Extracted records
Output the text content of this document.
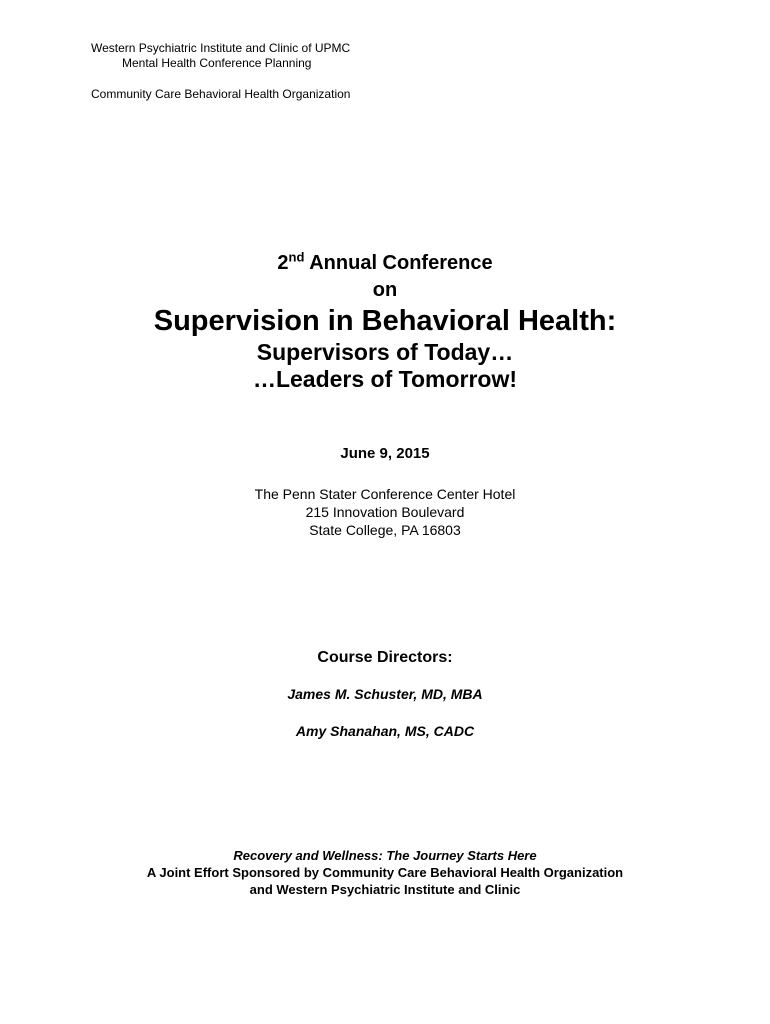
Western Psychiatric Institute and Clinic of UPMC
Mental Health Conference Planning
Community Care Behavioral Health Organization
2nd Annual Conference
on
Supervision in Behavioral Health:
Supervisors of Today…
…Leaders of Tomorrow!
June 9, 2015
The Penn Stater Conference Center Hotel
215 Innovation Boulevard
State College, PA 16803
Course Directors:
James M. Schuster, MD, MBA
Amy Shanahan, MS, CADC
Recovery and Wellness: The Journey Starts Here
A Joint Effort Sponsored by Community Care Behavioral Health Organization
and Western Psychiatric Institute and Clinic
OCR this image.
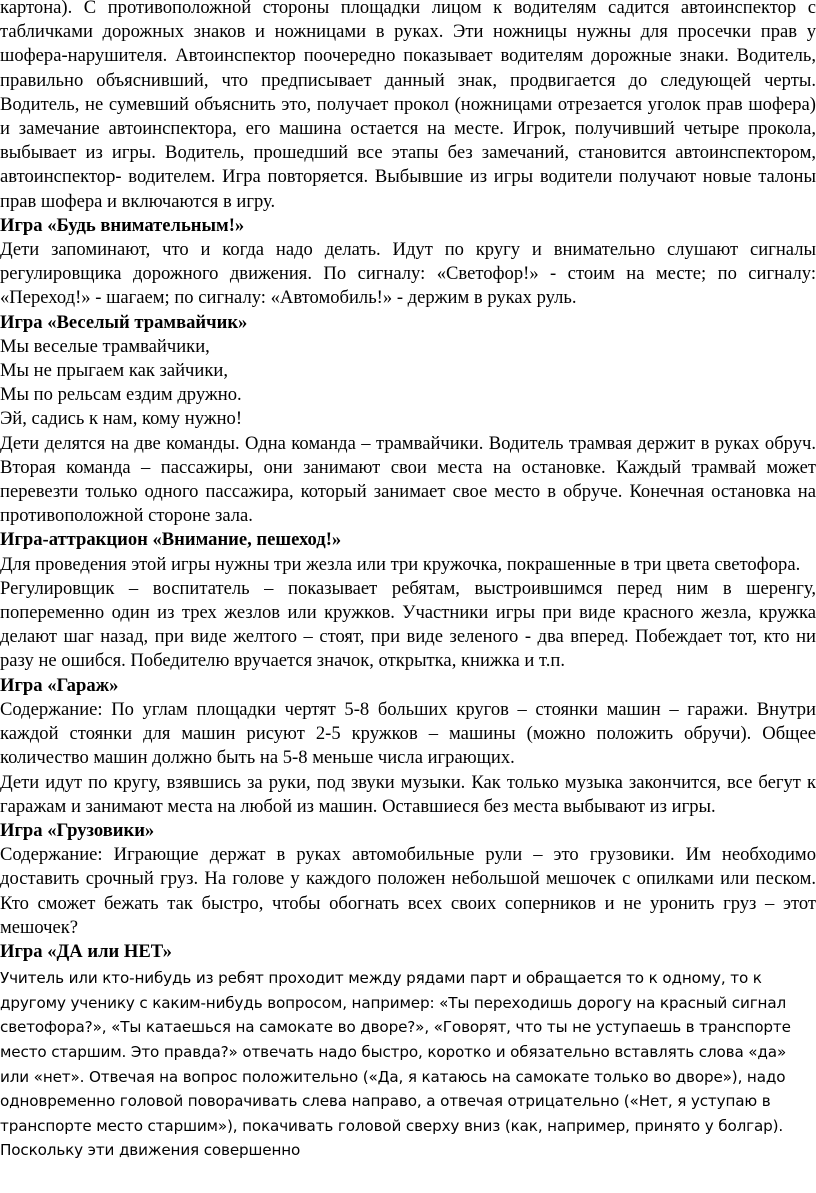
картона). С противоположной стороны площадки лицом к водителям садится автоинспектор с табличками дорожных знаков и ножницами в руках. Эти ножницы нужны для просечки прав у шофера-нарушителя. Автоинспектор поочередно показывает водителям дорожные знаки. Водитель, правильно объяснивший, что предписывает данный знак, продвигается до следующей черты. Водитель, не сумевший объяснить это, получает прокол (ножницами отрезается уголок прав шофера) и замечание автоинспектора, его машина остается на месте. Игрок, получивший четыре прокола, выбывает из игры. Водитель, прошедший все этапы без замечаний, становится автоинспектором, автоинспектор- водителем. Игра повторяется. Выбывшие из игры водители получают новые талоны прав шофера и включаются в игру.

Игра «Будь внимательным!»

Дети запоминают, что и когда надо делать. Идут по кругу и внимательно слушают сигналы регулировщика дорожного движения. По сигналу: «Светофор!» - стоим на месте; по сигналу: «Переход!» - шагаем; по сигналу: «Автомобиль!» - держим в руках руль.

Игра «Веселый трамвайчик»

Мы веселые трамвайчики,

Мы не прыгаем как зайчики,

Мы по рельсам ездим дружно.

Эй, садись к нам, кому нужно!

Дети делятся на две команды. Одна команда – трамвайчики. Водитель трамвая держит в руках обруч. Вторая команда – пассажиры, они занимают свои места на остановке. Каждый трамвай может перевезти только одного пассажира, который занимает свое место в обруче. Конечная остановка на противоположной стороне зала.

Игра-аттракцион «Внимание, пешеход!»

Для проведения этой игры нужны три жезла или три кружочка, покрашенные в три цвета светофора.

Регулировщик – воспитатель – показывает ребятам, выстроившимся перед ним в шеренгу, попеременно один из трех жезлов или кружков. Участники игры при виде красного жезла, кружка делают шаг назад, при виде желтого – стоят, при виде зеленого - два вперед. Побеждает тот, кто ни разу не ошибся. Победителю вручается значок, открытка, книжка и т.п.

Игра «Гараж»

Содержание: По углам площадки чертят 5-8 больших кругов – стоянки машин – гаражи. Внутри каждой стоянки для машин рисуют 2-5 кружков – машины (можно положить обручи). Общее количество машин должно быть на 5-8 меньше числа играющих.

Дети идут по кругу, взявшись за руки, под звуки музыки. Как только музыка закончится, все бегут к гаражам и занимают места на любой из машин. Оставшиеся без места выбывают из игры.

Игра «Грузовики»

Содержание: Играющие держат в руках автомобильные рули – это грузовики. Им необходимо доставить срочный груз. На голове у каждого положен небольшой мешочек с опилками или песком. Кто сможет бежать так быстро, чтобы обогнать всех своих соперников и не уронить груз – этот мешочек?

Игра «ДА или НЕТ»

Учитель или кто-нибудь из ребят проходит между рядами парт и обращается то к одному, то к другому ученику с каким-нибудь вопросом, например: «Ты переходишь дорогу на красный сигнал светофора?», «Ты катаешься на самокате во дворе?», «Говорят, что ты не уступаешь в транспорте место старшим. Это правда?» отвечать надо быстро, коротко и обязательно вставлять слова «да» или «нет». Отвечая на вопрос положительно («Да, я катаюсь на самокате только во дворе»), надо одновременно головой поворачивать слева направо, а отвечая отрицательно («Нет, я уступаю в транспорте место старшим»), покачивать головой сверху вниз (как, например, принято у болгар). Поскольку эти движения совершенно
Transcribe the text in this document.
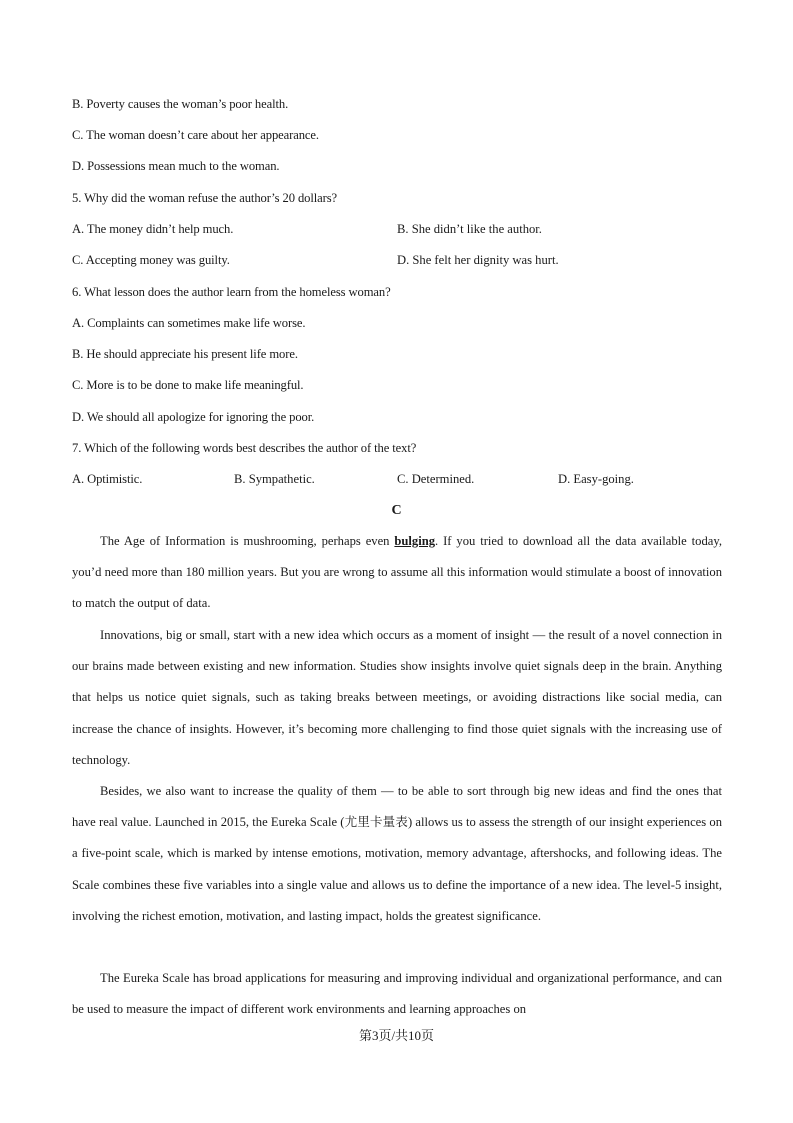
B. Poverty causes the woman’s poor health.
C. The woman doesn’t care about her appearance.
D. Possessions mean much to the woman.
5. Why did the woman refuse the author’s 20 dollars?
A. The money didn’t help much.	B. She didn’t like the author.
C. Accepting money was guilty.	D. She felt her dignity was hurt.
6. What lesson does the author learn from the homeless woman?
A. Complaints can sometimes make life worse.
B. He should appreciate his present life more.
C. More is to be done to make life meaningful.
D. We should all apologize for ignoring the poor.
7. Which of the following words best describes the author of the text?
A. Optimistic.	B. Sympathetic.	C. Determined.	D. Easy-going.
C

The Age of Information is mushrooming, perhaps even bulging. If you tried to download all the data available today, you’d need more than 180 million years. But you are wrong to assume all this information would stimulate a boost of innovation to match the output of data.

Innovations, big or small, start with a new idea which occurs as a moment of insight — the result of a novel connection in our brains made between existing and new information. Studies show insights involve quiet signals deep in the brain. Anything that helps us notice quiet signals, such as taking breaks between meetings, or avoiding distractions like social media, can increase the chance of insights. However, it’s becoming more challenging to find those quiet signals with the increasing use of technology.

Besides, we also want to increase the quality of them — to be able to sort through big new ideas and find the ones that have real value. Launched in 2015, the Eureka Scale (尤里卡量表) allows us to assess the strength of our insight experiences on a five-point scale, which is marked by intense emotions, motivation, memory advantage, aftershocks, and following ideas. The Scale combines these five variables into a single value and allows us to define the importance of a new idea. The level-5 insight, involving the richest emotion, motivation, and lasting impact, holds the greatest significance.

The Eureka Scale has broad applications for measuring and improving individual and organizational performance, and can be used to measure the impact of different work environments and learning approaches on

第3页/共10页
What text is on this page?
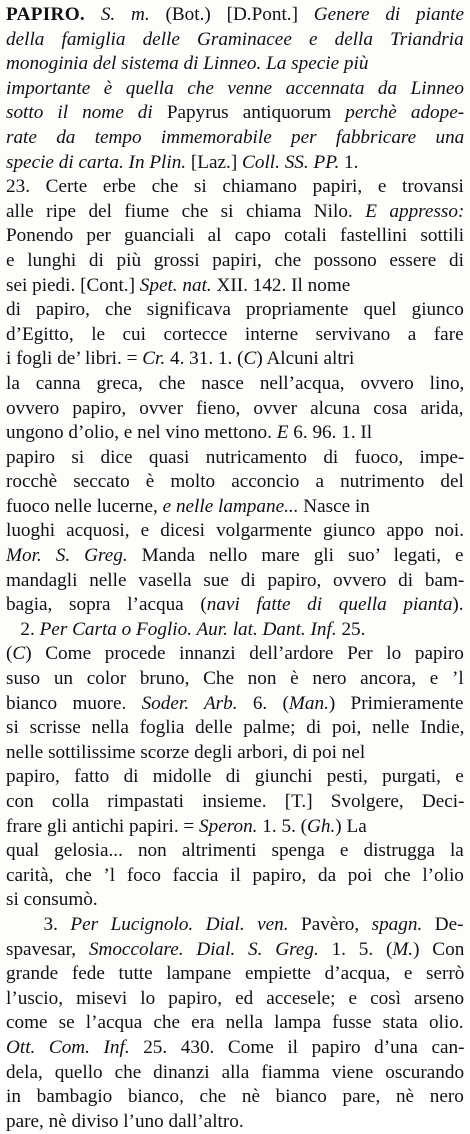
PAPIRO. S. m. (Bot.) [D.Pont.] Genere di piante
della famiglia delle Graminacee e della Triandria
monoginia del sistema di Linneo. La specie più
importante è quella che venne accennata da Linneo
sotto il nome di Papyrus antiquorum perchè adope-
rate da tempo immemorabile per fabbricare una
specie di carta. In Plin. [Laz.] Coll. SS. PP. 1.
23. Certe erbe che si chiamano papiri, e trovansi
alle ripe del fiume che si chiama Nilo. E appresso:
Ponendo per guanciali al capo cotali fastellini sottili
e lunghi di più grossi papiri, che possono essere di
sei piedi. [Cont.] Spet. nat. XII. 142. Il nome
di papiro, che significava propriamente quel giunco
d’Egitto, le cui cortecce interne servivano a fare
i fogli de’ libri. = Cr. 4. 31. 1. (C) Alcuni altri
la canna greca, che nasce nell’acqua, ovvero lino,
ovvero papiro, ovver fieno, ovver alcuna cosa arida,
ungono d’olio, e nel vino mettono. E 6. 96. 1. Il
papiro si dice quasi nutricamento di fuoco, impe-
rocchè seccato è molto acconcio a nutrimento del
fuoco nelle lucerne, e nelle lampane... Nasce in
luoghi acquosi, e dicesi volgarmente giunco appo noi.
Mor. S. Greg. Manda nello mare gli suo’ legati, e
mandagli nelle vasella sue di papiro, ovvero di bam-
bagia, sopra l’acqua (navi fatte di quella pianta).
2. Per Carta o Foglio. Aur. lat. Dant. Inf. 25.
(C) Come procede innanzi dell’ardore Per lo papiro
suso un color bruno, Che non è nero ancora, e ’l
bianco muore. Soder. Arb. 6. (Man.) Primieramente
si scrisse nella foglia delle palme; di poi, nelle Indie,
nelle sottilissime scorze degli arbori, di poi nel
papiro, fatto di midolle di giunchi pesti, purgati, e
con colla rimpastati insieme. [T.] Svolgere, Deci-
frare gli antichi papiri. = Speron. 1. 5. (Gh.) La
qual gelosia... non altrimenti spenga e distrugga la
carità, che ’l foco faccia il papiro, da poi che l’olio
si consumò.
3. Per Lucignolo. Dial. ven. Pavèro, spagn. De-
spavesar, Smoccolare. Dial. S. Greg. 1. 5. (M.) Con
grande fede tutte lampane empiette d’acqua, e serrò
l’uscio, misevi lo papiro, ed accesele; e così arseno
come se l’acqua che era nella lampa fusse stata olio.
Ott. Com. Inf. 25. 430. Come il papiro d’una can-
dela, quello che dinanzi alla fiamma viene oscurando
in bambagio bianco, che nè bianco pare, nè nero
pare, nè diviso l’uno dall’altro.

▶ _DIRECTIVE_
Count every line above that holds the string "трамвайчики" and give the total, nothing more.

▶ _RESULT OF THE TASK_
2